_Exercise aim_.
Transcribe the material in full. Nothing should differ except that the pictures are left out.

— START Source records —

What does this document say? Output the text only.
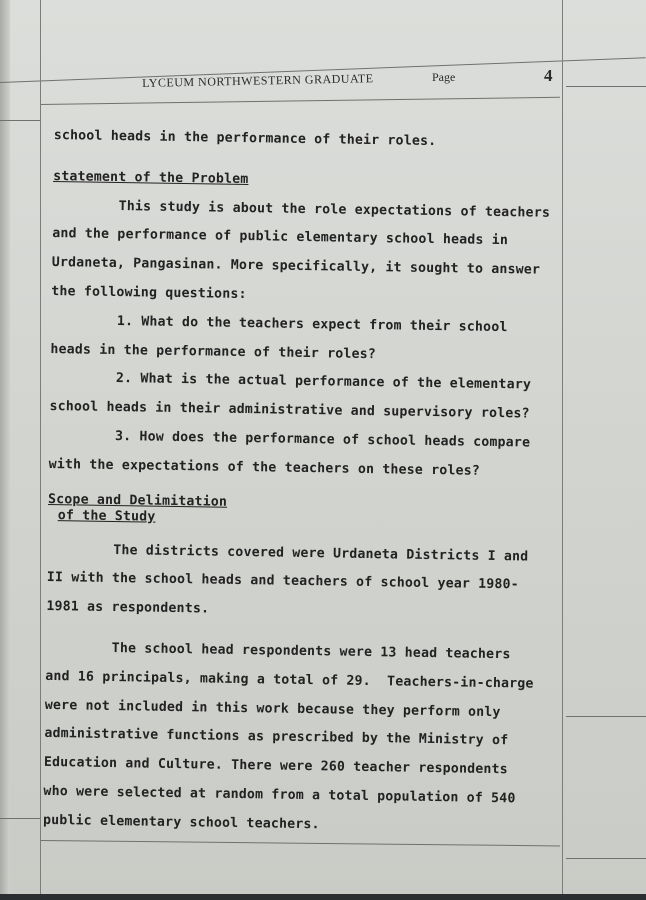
LYCEUM NORTHWESTERN GRADUATE	Page	4
school heads in the performance of their roles.
statement of the Problem
This study is about the role expectations of teachers
and the performance of public elementary school heads in
Urdaneta, Pangasinan. More specifically, it sought to answer
the following questions:
1. What do the teachers expect from their school
heads in the performance of their roles?
2. What is the actual performance of the elementary
school heads in their administrative and supervisory roles?
3. How does the performance of school heads compare
with the expectations of the teachers on these roles?
Scope and Delimitation
of the Study
The districts covered were Urdaneta Districts I and
II with the school heads and teachers of school year 1980-
1981 as respondents.
The school head respondents were 13 head teachers
and 16 principals, making a total of 29.  Teachers-in-charge
were not included in this work because they perform only
administrative functions as prescribed by the Ministry of
Education and Culture. There were 260 teacher respondents
who were selected at random from a total population of 540
public elementary school teachers.
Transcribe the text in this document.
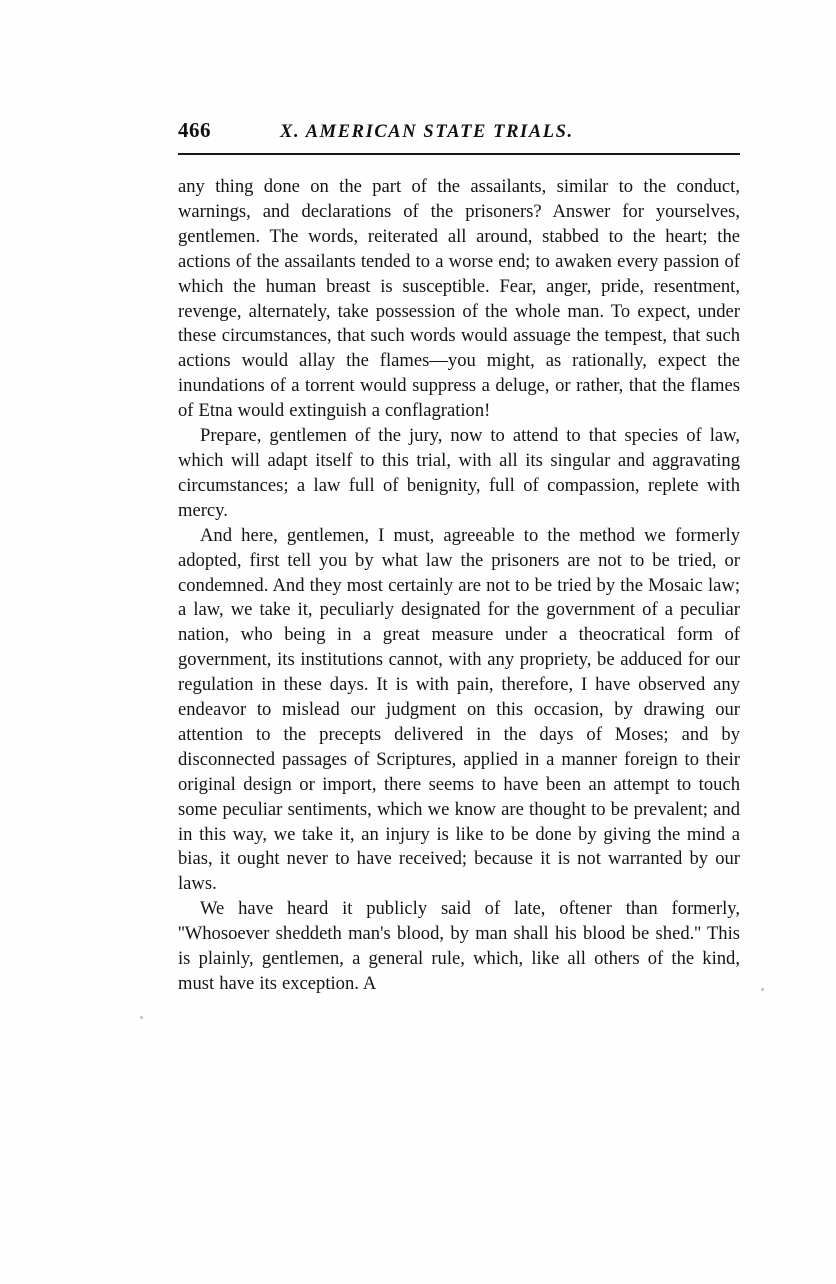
466	X. AMERICAN STATE TRIALS.

any thing done on the part of the assailants, similar to the conduct, warnings, and declarations of the prisoners? Answer for yourselves, gentlemen. The words, reiterated all around, stabbed to the heart; the actions of the assailants tended to a worse end; to awaken every passion of which the human breast is susceptible. Fear, anger, pride, resentment, revenge, alternately, take possession of the whole man. To expect, under these circumstances, that such words would assuage the tempest, that such actions would allay the flames—you might, as rationally, expect the inundations of a torrent would suppress a deluge, or rather, that the flames of Etna would extinguish a conflagration!

Prepare, gentlemen of the jury, now to attend to that species of law, which will adapt itself to this trial, with all its singular and aggravating circumstances; a law full of benignity, full of compassion, replete with mercy.

And here, gentlemen, I must, agreeable to the method we formerly adopted, first tell you by what law the prisoners are not to be tried, or condemned. And they most certainly are not to be tried by the Mosaic law; a law, we take it, peculiarly designated for the government of a peculiar nation, who being in a great measure under a theocratical form of government, its institutions cannot, with any propriety, be adduced for our regulation in these days. It is with pain, therefore, I have observed any endeavor to mislead our judgment on this occasion, by drawing our attention to the precepts delivered in the days of Moses; and by disconnected passages of Scriptures, applied in a manner foreign to their original design or import, there seems to have been an attempt to touch some peculiar sentiments, which we know are thought to be prevalent; and in this way, we take it, an injury is like to be done by giving the mind a bias, it ought never to have received; because it is not warranted by our laws.

We have heard it publicly said of late, oftener than formerly, ''Whosoever sheddeth man's blood, by man shall his blood be shed.'' This is plainly, gentlemen, a general rule, which, like all others of the kind, must have its exception. A
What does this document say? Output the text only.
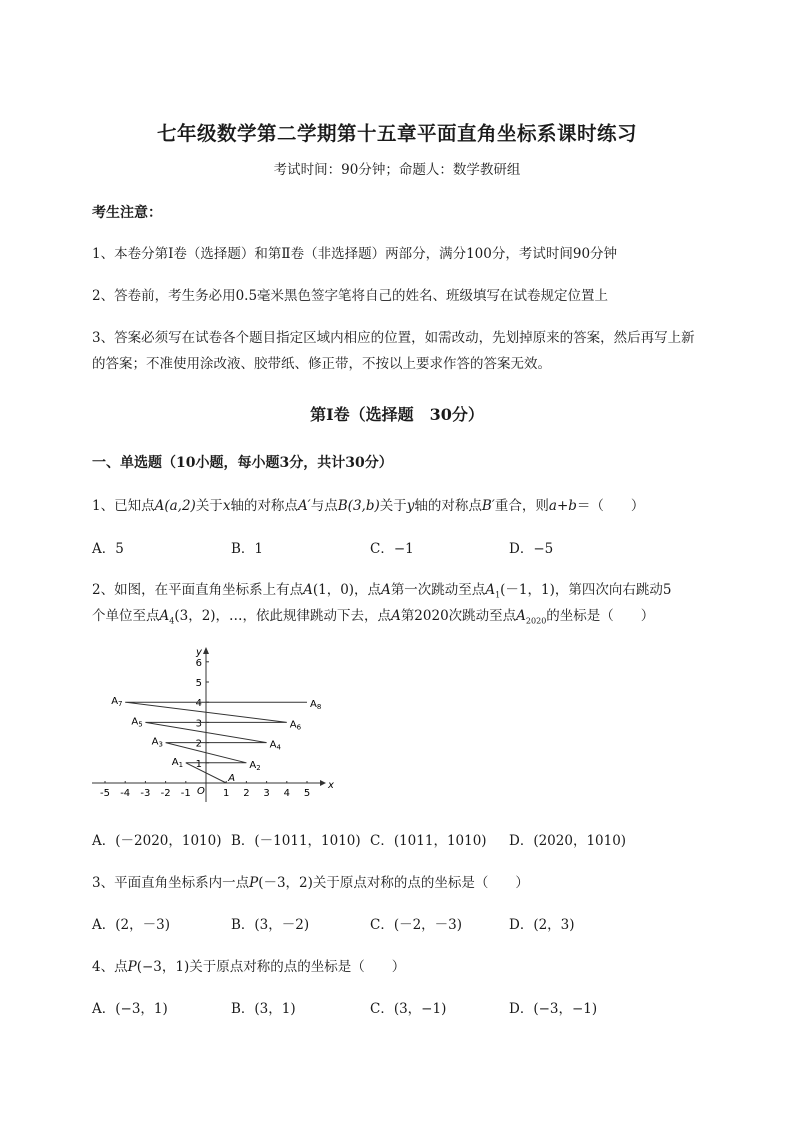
七年级数学第二学期第十五章平面直角坐标系课时练习
考试时间：90分钟；命题人：数学教研组
考生注意：
1、本卷分第I卷（选择题）和第Ⅱ卷（非选择题）两部分，满分100分，考试时间90分钟
2、答卷前，考生务必用0.5毫米黑色签字笔将自己的姓名、班级填写在试卷规定位置上
3、答案必须写在试卷各个题目指定区域内相应的位置，如需改动，先划掉原来的答案，然后再写上新
的答案；不准使用涂改液、胶带纸、修正带，不按以上要求作答的答案无效。
第I卷（选择题　30分）
一、单选题（10小题，每小题3分，共计30分）
1、已知点A(a,2)关于x轴的对称点A′与点B(3,b)关于y轴的对称点B′重合，则a+b＝（　　）
A．5	B．1	C．−1	D．−5
2、如图，在平面直角坐标系上有点A(1，0)，点A第一次跳动至点$A_1(-1$，1)，第四次向右跳动5
个单位至点$A_4(3$，2)，…，依此规律跳动下去，点A第2020次跳动至点$A_{2020}$的坐标是（　　）
x
y
O
-5 -4 -3 -2 -1	1 2 3 4 5
1
2
3
4
5
6
A
$A_1$	$A_2$
$A_3$	$A_4$
$A_5$	$A_6$
$A_7$	$A_8$
A．(－2020，1010) B．(－1011，1010) C．(1011，1010) D．(2020，1010)
3、平面直角坐标系内一点P(－3，2)关于原点对称的点的坐标是（　　）
A．(2，－3)	B．(3，－2)	C．(－2，－3)	D．(2，3)
4、点P(−3，1)关于原点对称的点的坐标是（　　）
A．(−3，1)	B．(3，1)	C．(3，−1)	D．(−3，−1)
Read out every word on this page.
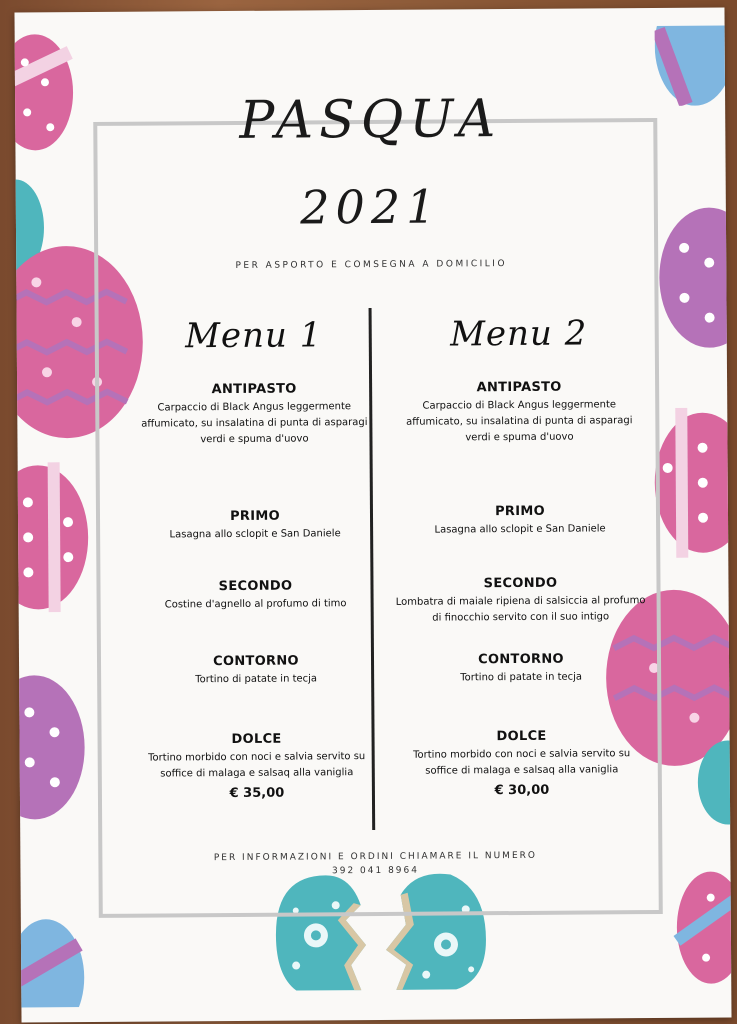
PASQUA
2021
PER ASPORTO E COMSEGNA A DOMICILIO
Menu 1
ANTIPASTO

Carpaccio di Black Angus leggermente affumicato, su insalatina di punta di asparagi verdi e spuma d'uovo

PRIMO

Lasagna allo sclopit e San Daniele

SECONDO

Costine d'agnello al profumo di timo

CONTORNO

Tortino di patate in tecja

DOLCE

Tortino morbido con noci e salvia servito su soffice di malaga e salsaq alla vaniglia

€ 35,00
Menu 2
ANTIPASTO

Carpaccio di Black Angus leggermente affumicato, su insalatina di punta di asparagi verdi e spuma d'uovo

PRIMO

Lasagna allo sclopit e San Daniele

SECONDO

Lombatra di maiale ripiena di salsiccia al profumo di finocchio servito con il suo intigo

CONTORNO

Tortino di patate in tecja

DOLCE

Tortino morbido con noci e salvia servito su soffice di malaga e salsaq alla vaniglia

€ 30,00
PER INFORMAZIONI E ORDINI CHIAMARE IL NUMERO
392 041 8964
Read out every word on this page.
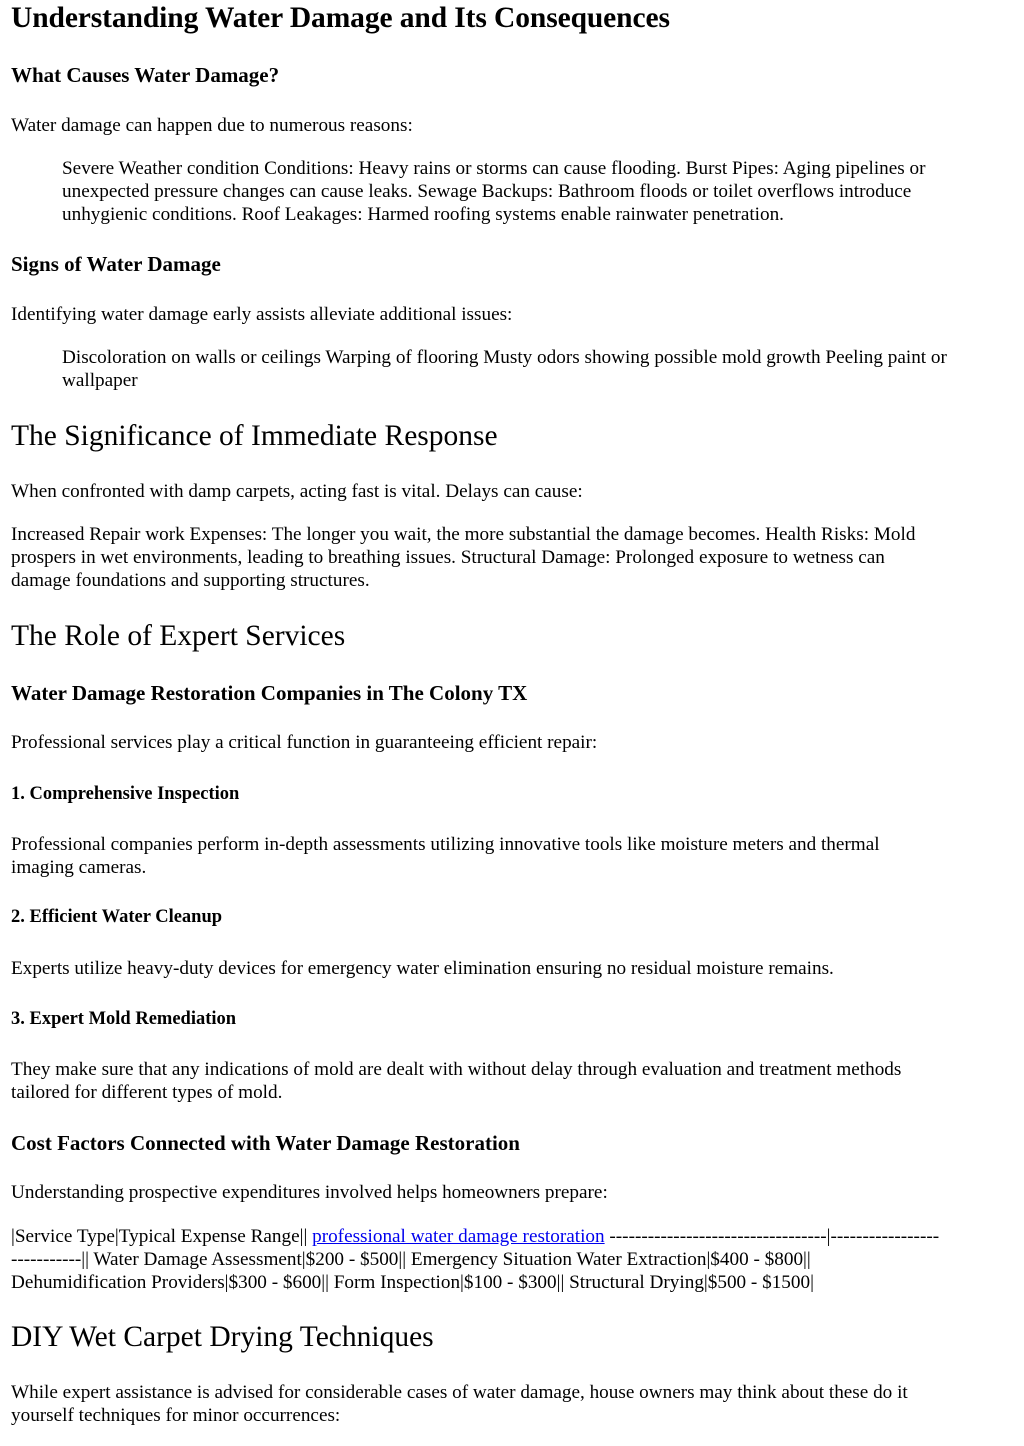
Understanding Water Damage and Its Consequences
What Causes Water Damage?

Water damage can happen due to numerous reasons:

Severe Weather condition Conditions: Heavy rains or storms can cause flooding. Burst Pipes: Aging pipelines or

unexpected pressure changes can cause leaks. Sewage Backups: Bathroom floods or toilet overflows introduce

unhygienic conditions. Roof Leakages: Harmed roofing systems enable rainwater penetration.

Signs of Water Damage

Identifying water damage early assists alleviate additional issues:

Discoloration on walls or ceilings Warping of flooring Musty odors showing possible mold growth Peeling paint or

wallpaper

The Significance of Immediate Response

When confronted with damp carpets, acting fast is vital. Delays can cause:

Increased Repair work Expenses: The longer you wait, the more substantial the damage becomes. Health Risks: Mold

prospers in wet environments, leading to breathing issues. Structural Damage: Prolonged exposure to wetness can

damage foundations and supporting structures.

The Role of Expert Services
Water Damage Restoration Companies in The Colony TX

Professional services play a critical function in guaranteeing efficient repair:

1. Comprehensive Inspection

Professional companies perform in-depth assessments utilizing innovative tools like moisture meters and thermal

imaging cameras.

2. Efficient Water Cleanup

Experts utilize heavy-duty devices for emergency water elimination ensuring no residual moisture remains.

3. Expert Mold Remediation

They make sure that any indications of mold are dealt with without delay through evaluation and treatment methods

tailored for different types of mold.

Cost Factors Connected with Water Damage Restoration

Understanding prospective expenditures involved helps homeowners prepare:

|Service Type|Typical Expense Range|| professional water damage restoration ----------------------------------|-----------------

-----------|| Water Damage Assessment|$200 - $500|| Emergency Situation Water Extraction|$400 - $800||

Dehumidification Providers|$300 - $600|| Form Inspection|$100 - $300|| Structural Drying|$500 - $1500|

DIY Wet Carpet Drying Techniques

While expert assistance is advised for considerable cases of water damage, house owners may think about these do it

yourself techniques for minor occurrences:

— END Source records —

_Written response_.
What does this document say? Output the text only.
LYCEUM NORTHWESTERN GRADUATE	Page	4
school heads in the performance of their roles.
statement of the Problem
This study is about the role expectations of teachers
and the performance of public elementary school heads in
Urdaneta, Pangasinan. More specifically, it sought to answer
the following questions:
1. What do the teachers expect from their school
heads in the performance of their roles?
2. What is the actual performance of the elementary
school heads in their administrative and supervisory roles?
3. How does the performance of school heads compare
with the expectations of the teachers on these roles?
Scope and Delimitation
of the Study
The districts covered were Urdaneta Districts I and
II with the school heads and teachers of school year 1980-
1981 as respondents.
The school head respondents were 13 head teachers
and 16 principals, making a total of 29.  Teachers-in-charge
were not included in this work because they perform only
administrative functions as prescribed by the Ministry of
Education and Culture. There were 260 teacher respondents
who were selected at random from a total population of 540
public elementary school teachers.
Transcribe the text in this document.
466	X. AMERICAN STATE TRIALS.

any thing done on the part of the assailants, similar to the conduct, warnings, and declarations of the prisoners? Answer for yourselves, gentlemen. The words, reiterated all around, stabbed to the heart; the actions of the assailants tended to a worse end; to awaken every passion of which the human breast is susceptible. Fear, anger, pride, resentment, revenge, alternately, take possession of the whole man. To expect, under these circumstances, that such words would assuage the tempest, that such actions would allay the flames—you might, as rationally, expect the inundations of a torrent would suppress a deluge, or rather, that the flames of Etna would extinguish a conflagration!

Prepare, gentlemen of the jury, now to attend to that species of law, which will adapt itself to this trial, with all its singular and aggravating circumstances; a law full of benignity, full of compassion, replete with mercy.

And here, gentlemen, I must, agreeable to the method we formerly adopted, first tell you by what law the prisoners are not to be tried, or condemned. And they most certainly are not to be tried by the Mosaic law; a law, we take it, peculiarly designated for the government of a peculiar nation, who being in a great measure under a theocratical form of government, its institutions cannot, with any propriety, be adduced for our regulation in these days. It is with pain, therefore, I have observed any endeavor to mislead our judgment on this occasion, by drawing our attention to the precepts delivered in the days of Moses; and by disconnected passages of Scriptures, applied in a manner foreign to their original design or import, there seems to have been an attempt to touch some peculiar sentiments, which we know are thought to be prevalent; and in this way, we take it, an injury is like to be done by giving the mind a bias, it ought never to have received; because it is not warranted by our laws.

We have heard it publicly said of late, oftener than formerly, ''Whosoever sheddeth man's blood, by man shall his blood be shed.'' This is plainly, gentlemen, a general rule, which, like all others of the kind, must have its exception. A
What does this document say? Output the text only.
七年级数学第二学期第十五章平面直角坐标系课时练习
考试时间：90分钟；命题人：数学教研组
考生注意：
1、本卷分第I卷（选择题）和第Ⅱ卷（非选择题）两部分，满分100分，考试时间90分钟
2、答卷前，考生务必用0.5毫米黑色签字笔将自己的姓名、班级填写在试卷规定位置上
3、答案必须写在试卷各个题目指定区域内相应的位置，如需改动，先划掉原来的答案，然后再写上新
的答案；不准使用涂改液、胶带纸、修正带，不按以上要求作答的答案无效。
第I卷（选择题　30分）
一、单选题（10小题，每小题3分，共计30分）
1、已知点A(a,2)关于x轴的对称点A′与点B(3,b)关于y轴的对称点B′重合，则a+b＝（　　）
A．5	B．1	C．−1	D．−5
2、如图，在平面直角坐标系上有点A(1，0)，点A第一次跳动至点$A_1(-1$，1)，第四次向右跳动5
个单位至点$A_4(3$，2)，…，依此规律跳动下去，点A第2020次跳动至点$A_{2020}$的坐标是（　　）
x
y
O
-5 -4 -3 -2 -1	1 2 3 4 5
1
2
3
4
5
6
A
$A_1$	$A_2$
$A_3$	$A_4$
$A_5$	$A_6$
$A_7$	$A_8$
A．(－2020，1010) B．(－1011，1010) C．(1011，1010) D．(2020，1010)
3、平面直角坐标系内一点P(－3，2)关于原点对称的点的坐标是（　　）
A．(2，－3)	B．(3，－2)	C．(－2，－3)	D．(2，3)
4、点P(−3，1)关于原点对称的点的坐标是（　　）
A．(−3，1)	B．(3，1)	C．(3，−1)	D．(−3，−1)
Read out every word on this page.
PASQUA
2021
PER ASPORTO E COMSEGNA A DOMICILIO
Menu 1
ANTIPASTO

Carpaccio di Black Angus leggermente affumicato, su insalatina di punta di asparagi verdi e spuma d'uovo

PRIMO

Lasagna allo sclopit e San Daniele

SECONDO

Costine d'agnello al profumo di timo

CONTORNO

Tortino di patate in tecja

DOLCE

Tortino morbido con noci e salvia servito su soffice di malaga e salsaq alla vaniglia

€ 35,00
Menu 2
ANTIPASTO

Carpaccio di Black Angus leggermente affumicato, su insalatina di punta di asparagi verdi e spuma d'uovo

PRIMO

Lasagna allo sclopit e San Daniele

SECONDO

Lombatra di maiale ripiena di salsiccia al profumo di finocchio servito con il suo intigo

CONTORNO

Tortino di patate in tecja

DOLCE

Tortino morbido con noci e salvia servito su soffice di malaga e salsaq alla vaniglia

€ 30,00
PER INFORMAZIONI E ORDINI CHIAMARE IL NUMERO
392 041 8964
Read out every word on this page.
Understanding Water Damage and Its Consequences
What Causes Water Damage?

Water damage can happen due to numerous reasons:

Severe Weather condition Conditions: Heavy rains or storms can cause flooding. Burst Pipes: Aging pipelines or

unexpected pressure changes can cause leaks. Sewage Backups: Bathroom floods or toilet overflows introduce

unhygienic conditions. Roof Leakages: Harmed roofing systems enable rainwater penetration.

Signs of Water Damage

Identifying water damage early assists alleviate additional issues:

Discoloration on walls or ceilings Warping of flooring Musty odors showing possible mold growth Peeling paint or

wallpaper

The Significance of Immediate Response

When confronted with damp carpets, acting fast is vital. Delays can cause:

Increased Repair work Expenses: The longer you wait, the more substantial the damage becomes. Health Risks: Mold

prospers in wet environments, leading to breathing issues. Structural Damage: Prolonged exposure to wetness can

damage foundations and supporting structures.

The Role of Expert Services
Water Damage Restoration Companies in The Colony TX

Professional services play a critical function in guaranteeing efficient repair:

1. Comprehensive Inspection

Professional companies perform in-depth assessments utilizing innovative tools like moisture meters and thermal

imaging cameras.

2. Efficient Water Cleanup

Experts utilize heavy-duty devices for emergency water elimination ensuring no residual moisture remains.

3. Expert Mold Remediation

They make sure that any indications of mold are dealt with without delay through evaluation and treatment methods

tailored for different types of mold.

Cost Factors Connected with Water Damage Restoration

Understanding prospective expenditures involved helps homeowners prepare:

|Service Type|Typical Expense Range|| professional water damage restoration ----------------------------------|-----------------

-----------|| Water Damage Assessment|$200 - $500|| Emergency Situation Water Extraction|$400 - $800||

Dehumidification Providers|$300 - $600|| Form Inspection|$100 - $300|| Structural Drying|$500 - $1500|

DIY Wet Carpet Drying Techniques

While expert assistance is advised for considerable cases of water damage, house owners may think about these do it

yourself techniques for minor occurrences:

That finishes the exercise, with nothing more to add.